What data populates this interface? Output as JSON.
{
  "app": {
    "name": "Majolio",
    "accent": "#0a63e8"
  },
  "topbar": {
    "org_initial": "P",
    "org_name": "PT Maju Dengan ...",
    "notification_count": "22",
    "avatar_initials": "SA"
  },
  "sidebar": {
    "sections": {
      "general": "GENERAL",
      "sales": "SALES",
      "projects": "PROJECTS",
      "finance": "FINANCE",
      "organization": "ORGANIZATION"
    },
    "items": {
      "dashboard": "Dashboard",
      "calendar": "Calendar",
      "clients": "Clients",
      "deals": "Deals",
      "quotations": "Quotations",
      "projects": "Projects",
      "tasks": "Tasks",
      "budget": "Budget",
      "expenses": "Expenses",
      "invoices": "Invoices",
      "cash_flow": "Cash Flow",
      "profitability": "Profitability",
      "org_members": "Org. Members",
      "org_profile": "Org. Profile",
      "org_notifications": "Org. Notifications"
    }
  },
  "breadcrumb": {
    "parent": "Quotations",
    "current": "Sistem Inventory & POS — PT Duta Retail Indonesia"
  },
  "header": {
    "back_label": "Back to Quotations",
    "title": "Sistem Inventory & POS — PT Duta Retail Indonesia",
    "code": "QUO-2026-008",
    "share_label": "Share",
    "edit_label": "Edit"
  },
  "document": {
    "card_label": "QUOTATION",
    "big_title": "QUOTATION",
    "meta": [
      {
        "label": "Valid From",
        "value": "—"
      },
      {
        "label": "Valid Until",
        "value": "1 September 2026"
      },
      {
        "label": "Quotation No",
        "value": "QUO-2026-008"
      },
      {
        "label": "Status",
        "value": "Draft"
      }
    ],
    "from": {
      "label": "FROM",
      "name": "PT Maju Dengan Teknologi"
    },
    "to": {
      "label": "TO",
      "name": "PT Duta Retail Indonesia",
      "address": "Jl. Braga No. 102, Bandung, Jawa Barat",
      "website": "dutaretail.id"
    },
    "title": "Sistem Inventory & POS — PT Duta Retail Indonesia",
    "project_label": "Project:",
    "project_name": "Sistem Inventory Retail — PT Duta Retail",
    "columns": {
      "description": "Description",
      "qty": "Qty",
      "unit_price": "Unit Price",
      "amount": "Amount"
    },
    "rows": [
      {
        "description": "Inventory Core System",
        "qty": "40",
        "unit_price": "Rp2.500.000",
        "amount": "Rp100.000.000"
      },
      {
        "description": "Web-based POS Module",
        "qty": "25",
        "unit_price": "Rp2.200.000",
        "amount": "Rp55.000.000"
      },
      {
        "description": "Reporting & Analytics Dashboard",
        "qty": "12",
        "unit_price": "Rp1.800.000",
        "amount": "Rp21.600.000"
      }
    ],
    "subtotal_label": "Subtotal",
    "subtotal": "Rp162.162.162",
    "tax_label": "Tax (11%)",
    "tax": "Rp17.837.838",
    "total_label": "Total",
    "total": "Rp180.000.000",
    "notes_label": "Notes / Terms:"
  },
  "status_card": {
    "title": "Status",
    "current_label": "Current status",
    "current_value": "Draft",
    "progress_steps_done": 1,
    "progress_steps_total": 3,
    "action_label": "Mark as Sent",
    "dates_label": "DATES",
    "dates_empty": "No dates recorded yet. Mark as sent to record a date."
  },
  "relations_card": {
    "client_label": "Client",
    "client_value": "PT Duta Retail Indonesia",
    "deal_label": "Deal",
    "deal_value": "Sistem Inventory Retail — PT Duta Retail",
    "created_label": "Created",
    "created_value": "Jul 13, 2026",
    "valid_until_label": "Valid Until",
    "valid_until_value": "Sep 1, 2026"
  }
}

**What is asked**
Quote the listing in full, please, keeping every line exact.

**Complete response**
What data populates this interface? Output as JSON.
{
  "app": {
    "name": "Majolio",
    "accent": "#0a63e8"
  },
  "topbar": {
    "org_initial": "P",
    "org_name": "PT Maju Dengan ...",
    "notification_count": "22",
    "avatar_initials": "SA"
  },
  "sidebar": {
    "sections": {
      "general": "GENERAL",
      "sales": "SALES",
      "projects": "PROJECTS",
      "finance": "FINANCE",
      "organization": "ORGANIZATION"
    },
    "items": {
      "dashboard": "Dashboard",
      "calendar": "Calendar",
      "clients": "Clients",
      "deals": "Deals",
      "quotations": "Quotations",
      "projects": "Projects",
      "tasks": "Tasks",
      "budget": "Budget",
      "expenses": "Expenses",
      "invoices": "Invoices",
      "cash_flow": "Cash Flow",
      "profitability": "Profitability",
      "org_members": "Org. Members",
      "org_profile": "Org. Profile",
      "org_notifications": "Org. Notifications"
    }
  },
  "breadcrumb": {
    "parent": "Quotations",
    "current": "Sistem Inventory & POS — PT Duta Retail Indonesia"
  },
  "header": {
    "back_label": "Back to Quotations",
    "title": "Sistem Inventory & POS — PT Duta Retail Indonesia",
    "code": "QUO-2026-008",
    "share_label": "Share",
    "edit_label": "Edit"
  },
  "document": {
    "card_label": "QUOTATION",
    "big_title": "QUOTATION",
    "meta": [
      {
        "label": "Valid From",
        "value": "—"
      },
      {
        "label": "Valid Until",
        "value": "1 September 2026"
      },
      {
        "label": "Quotation No",
        "value": "QUO-2026-008"
      },
      {
        "label": "Status",
        "value": "Draft"
      }
    ],
    "from": {
      "label": "FROM",
      "name": "PT Maju Dengan Teknologi"
    },
    "to": {
      "label": "TO",
      "name": "PT Duta Retail Indonesia",
      "address": "Jl. Braga No. 102, Bandung, Jawa Barat",
      "website": "dutaretail.id"
    },
    "title": "Sistem Inventory & POS — PT Duta Retail Indonesia",
    "project_label": "Project:",
    "project_name": "Sistem Inventory Retail — PT Duta Retail",
    "columns": {
      "description": "Description",
      "qty": "Qty",
      "unit_price": "Unit Price",
      "amount": "Amount"
    },
    "rows": [
      {
        "description": "Inventory Core System",
        "qty": "40",
        "unit_price": "Rp2.500.000",
        "amount": "Rp100.000.000"
      },
      {
        "description": "Web-based POS Module",
        "qty": "25",
        "unit_price": "Rp2.200.000",
        "amount": "Rp55.000.000"
      },
      {
        "description": "Reporting & Analytics Dashboard",
        "qty": "12",
        "unit_price": "Rp1.800.000",
        "amount": "Rp21.600.000"
      }
    ],
    "subtotal_label": "Subtotal",
    "subtotal": "Rp162.162.162",
    "tax_label": "Tax (11%)",
    "tax": "Rp17.837.838",
    "total_label": "Total",
    "total": "Rp180.000.000",
    "notes_label": "Notes / Terms:"
  },
  "status_card": {
    "title": "Status",
    "current_label": "Current status",
    "current_value": "Draft",
    "progress_steps_done": 1,
    "progress_steps_total": 3,
    "action_label": "Mark as Sent",
    "dates_label": "DATES",
    "dates_empty": "No dates recorded yet. Mark as sent to record a date."
  },
  "relations_card": {
    "client_label": "Client",
    "client_value": "PT Duta Retail Indonesia",
    "deal_label": "Deal",
    "deal_value": "Sistem Inventory Retail — PT Duta Retail",
    "created_label": "Created",
    "created_value": "Jul 13, 2026",
    "valid_until_label": "Valid Until",
    "valid_until_value": "Sep 1, 2026"
  }
}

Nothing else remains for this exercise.